- [What the exercise asks]: How many lines of these entries hold the string "name"? Reply with the number alone.
## BEGIN Stored data
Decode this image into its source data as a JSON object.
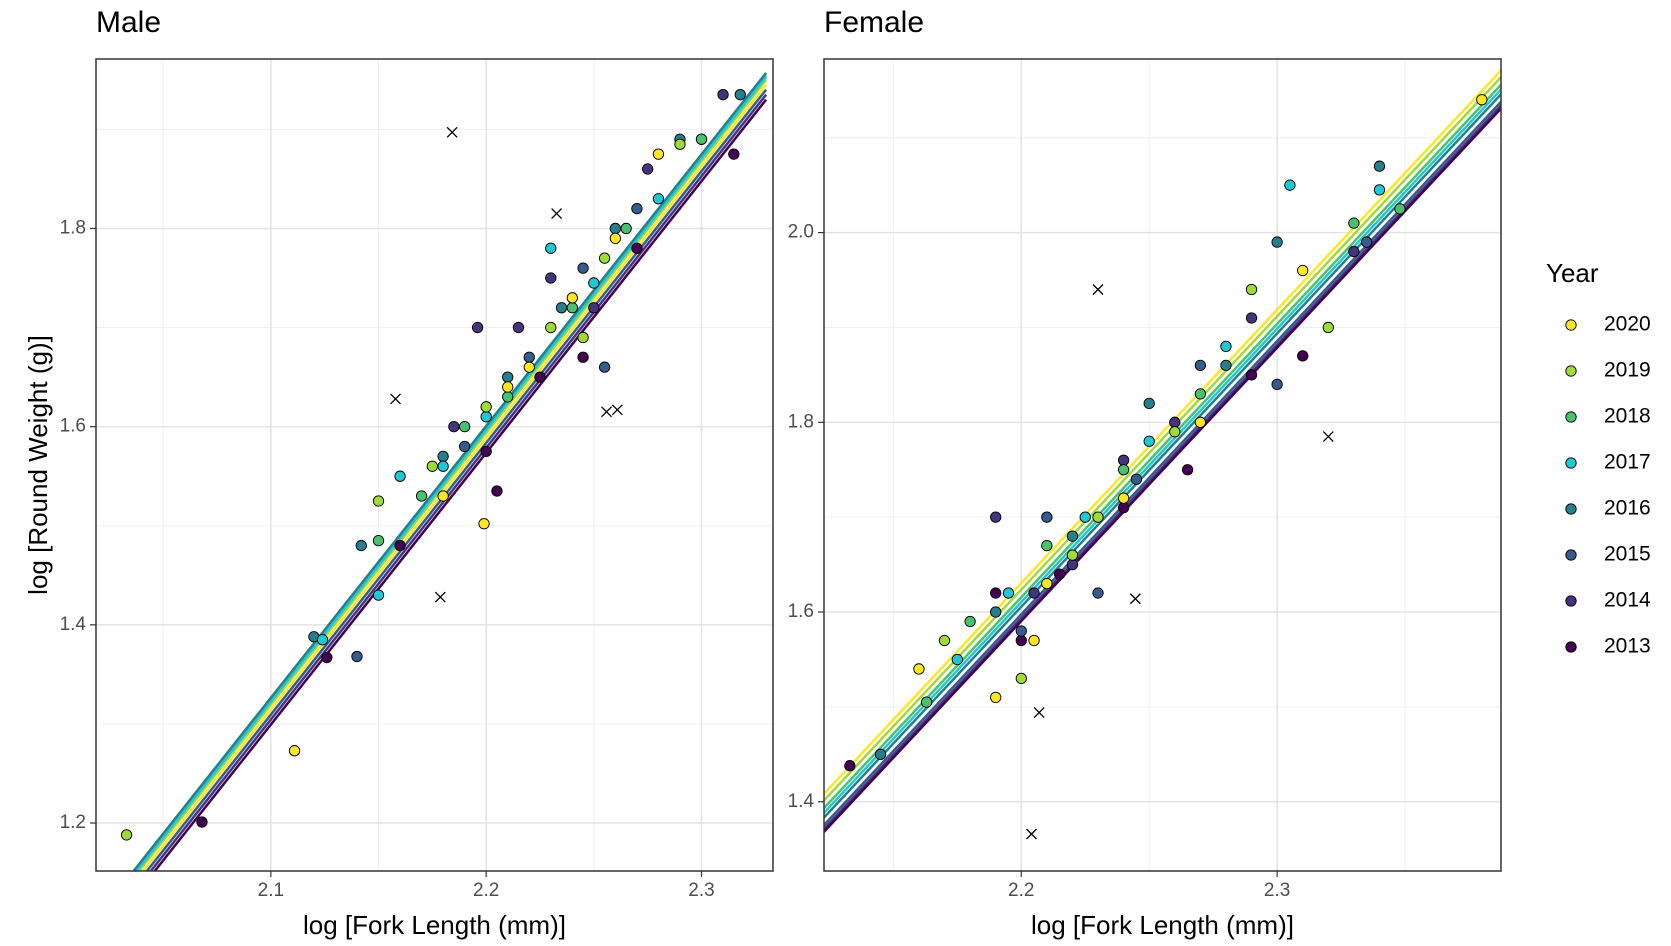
{
  "chart_data": [
    {
      "type": "scatter",
      "title": "Male",
      "x_label": "log [Fork Length (mm)]",
      "y_label": "log [Round Weight (g)]",
      "xlim": [
        2.0188,
        2.3332
      ],
      "ylim": [
        1.1516,
        1.971
      ],
      "xticks": [
        2.1,
        2.2,
        2.3
      ],
      "yticks": [
        1.2,
        1.4,
        1.6,
        1.8
      ],
      "grid": true,
      "series": [
        {
          "color": "#FDE725",
          "x": [
            2.111,
            2.199,
            2.18,
            2.21,
            2.24,
            2.26,
            2.28,
            2.22
          ],
          "y": [
            1.273,
            1.502,
            1.53,
            1.64,
            1.73,
            1.79,
            1.875,
            1.66
          ],
          "fit": {
            "x": [
              2.02,
              2.33
            ],
            "y": [
              1.095,
              1.945
            ]
          }
        },
        {
          "color": "#A0DA39",
          "x": [
            2.033,
            2.15,
            2.175,
            2.2,
            2.23,
            2.255,
            2.29,
            2.245
          ],
          "y": [
            1.188,
            1.525,
            1.56,
            1.62,
            1.7,
            1.77,
            1.885,
            1.69
          ],
          "fit": {
            "x": [
              2.02,
              2.33
            ],
            "y": [
              1.1,
              1.95
            ]
          }
        },
        {
          "color": "#4AC16D",
          "x": [
            2.15,
            2.17,
            2.19,
            2.21,
            2.24,
            2.265,
            2.3
          ],
          "y": [
            1.485,
            1.53,
            1.6,
            1.63,
            1.72,
            1.8,
            1.89
          ],
          "fit": {
            "x": [
              2.02,
              2.33
            ],
            "y": [
              1.105,
              1.955
            ]
          }
        },
        {
          "color": "#22C7D6",
          "x": [
            2.124,
            2.15,
            2.16,
            2.18,
            2.2,
            2.23,
            2.25,
            2.28
          ],
          "y": [
            1.385,
            1.43,
            1.55,
            1.56,
            1.61,
            1.78,
            1.745,
            1.83
          ],
          "fit": {
            "x": [
              2.02,
              2.33
            ],
            "y": [
              1.103,
              1.953
            ]
          }
        },
        {
          "color": "#277F8E",
          "x": [
            2.12,
            2.142,
            2.18,
            2.21,
            2.235,
            2.26,
            2.29,
            2.318
          ],
          "y": [
            1.388,
            1.48,
            1.57,
            1.65,
            1.72,
            1.8,
            1.89,
            1.935
          ],
          "fit": {
            "x": [
              2.02,
              2.33
            ],
            "y": [
              1.107,
              1.957
            ]
          }
        },
        {
          "color": "#365C8D",
          "x": [
            2.14,
            2.19,
            2.22,
            2.245,
            2.27,
            2.3,
            2.255
          ],
          "y": [
            1.368,
            1.58,
            1.67,
            1.76,
            1.82,
            1.89,
            1.66
          ],
          "fit": {
            "x": [
              2.02,
              2.33
            ],
            "y": [
              1.09,
              1.94
            ]
          }
        },
        {
          "color": "#46337E",
          "x": [
            2.185,
            2.215,
            2.23,
            2.25,
            2.275,
            2.31,
            2.196
          ],
          "y": [
            1.6,
            1.7,
            1.75,
            1.72,
            1.86,
            1.935,
            1.7
          ],
          "fit": {
            "x": [
              2.02,
              2.33
            ],
            "y": [
              1.085,
              1.935
            ]
          }
        },
        {
          "color": "#440154",
          "x": [
            2.068,
            2.126,
            2.16,
            2.2,
            2.225,
            2.245,
            2.27,
            2.315,
            2.205
          ],
          "y": [
            1.201,
            1.367,
            1.48,
            1.575,
            1.65,
            1.67,
            1.78,
            1.875,
            1.535
          ],
          "fit": {
            "x": [
              2.02,
              2.33
            ],
            "y": [
              1.08,
              1.93
            ]
          }
        }
      ],
      "outliers": {
        "x": [
          2.1842,
          2.2327,
          2.1579,
          2.1787,
          2.2559,
          2.2609
        ],
        "y": [
          1.897,
          1.815,
          1.628,
          1.428,
          1.615,
          1.617
        ]
      }
    },
    {
      "type": "scatter",
      "title": "Female",
      "x_label": "log [Fork Length (mm)]",
      "legend_title": "Year",
      "legend": "right",
      "xlim": [
        2.1229,
        2.3875
      ],
      "ylim": [
        1.327,
        2.183
      ],
      "xticks": [
        2.2,
        2.3
      ],
      "yticks": [
        1.4,
        1.6,
        1.8,
        {
          "value": 2,
          "label": "2.0"
        }
      ],
      "grid": true,
      "series": [
        {
          "name": "2020",
          "color": "#FDE725",
          "x": [
            2.38,
            2.19,
            2.16,
            2.21,
            2.24,
            2.27,
            2.31,
            2.205
          ],
          "y": [
            2.14,
            1.51,
            1.54,
            1.63,
            1.72,
            1.8,
            1.96,
            1.57
          ],
          "fit": {
            "x": [
              2.12,
              2.39
            ],
            "y": [
              1.4,
              2.178
            ]
          }
        },
        {
          "name": "2019",
          "color": "#A0DA39",
          "x": [
            2.17,
            2.2,
            2.22,
            2.26,
            2.29,
            2.32,
            2.23
          ],
          "y": [
            1.57,
            1.53,
            1.66,
            1.79,
            1.94,
            1.9,
            1.7
          ],
          "fit": {
            "x": [
              2.12,
              2.39
            ],
            "y": [
              1.393,
              2.171
            ]
          }
        },
        {
          "name": "2018",
          "color": "#4AC16D",
          "x": [
            2.163,
            2.18,
            2.21,
            2.24,
            2.27,
            2.33,
            2.348
          ],
          "y": [
            1.505,
            1.59,
            1.67,
            1.75,
            1.83,
            2.01,
            2.025
          ],
          "fit": {
            "x": [
              2.12,
              2.39
            ],
            "y": [
              1.385,
              2.163
            ]
          }
        },
        {
          "name": "2017",
          "color": "#22C7D6",
          "x": [
            2.175,
            2.195,
            2.225,
            2.25,
            2.28,
            2.34,
            2.305
          ],
          "y": [
            1.55,
            1.62,
            1.7,
            1.78,
            1.88,
            2.045,
            2.05
          ],
          "fit": {
            "x": [
              2.12,
              2.39
            ],
            "y": [
              1.38,
              2.158
            ]
          }
        },
        {
          "name": "2016",
          "color": "#277F8E",
          "x": [
            2.145,
            2.19,
            2.22,
            2.25,
            2.28,
            2.3,
            2.34
          ],
          "y": [
            1.45,
            1.6,
            1.68,
            1.82,
            1.86,
            1.99,
            2.07
          ],
          "fit": {
            "x": [
              2.12,
              2.39
            ],
            "y": [
              1.375,
              2.153
            ]
          }
        },
        {
          "name": "2015",
          "color": "#365C8D",
          "x": [
            2.2,
            2.21,
            2.245,
            2.27,
            2.3,
            2.335,
            2.23
          ],
          "y": [
            1.58,
            1.7,
            1.74,
            1.86,
            1.84,
            1.99,
            1.62
          ],
          "fit": {
            "x": [
              2.12,
              2.39
            ],
            "y": [
              1.367,
              2.145
            ]
          }
        },
        {
          "name": "2014",
          "color": "#46337E",
          "x": [
            2.19,
            2.22,
            2.24,
            2.26,
            2.29,
            2.33,
            2.205
          ],
          "y": [
            1.7,
            1.65,
            1.76,
            1.8,
            1.91,
            1.98,
            1.62
          ],
          "fit": {
            "x": [
              2.12,
              2.39
            ],
            "y": [
              1.363,
              2.141
            ]
          }
        },
        {
          "name": "2013",
          "color": "#440154",
          "x": [
            2.133,
            2.19,
            2.215,
            2.24,
            2.265,
            2.29,
            2.31,
            2.2
          ],
          "y": [
            1.438,
            1.62,
            1.64,
            1.71,
            1.75,
            1.85,
            1.87,
            1.57
          ],
          "fit": {
            "x": [
              2.12,
              2.39
            ],
            "y": [
              1.36,
              2.138
            ]
          }
        }
      ],
      "outliers": {
        "x": [
          2.23,
          2.32,
          2.2446,
          2.207,
          2.204
        ],
        "y": [
          1.94,
          1.785,
          1.614,
          1.494,
          1.366
        ]
      }
    }
  ]
}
## END Stored data
- [Answer to this problem]: 8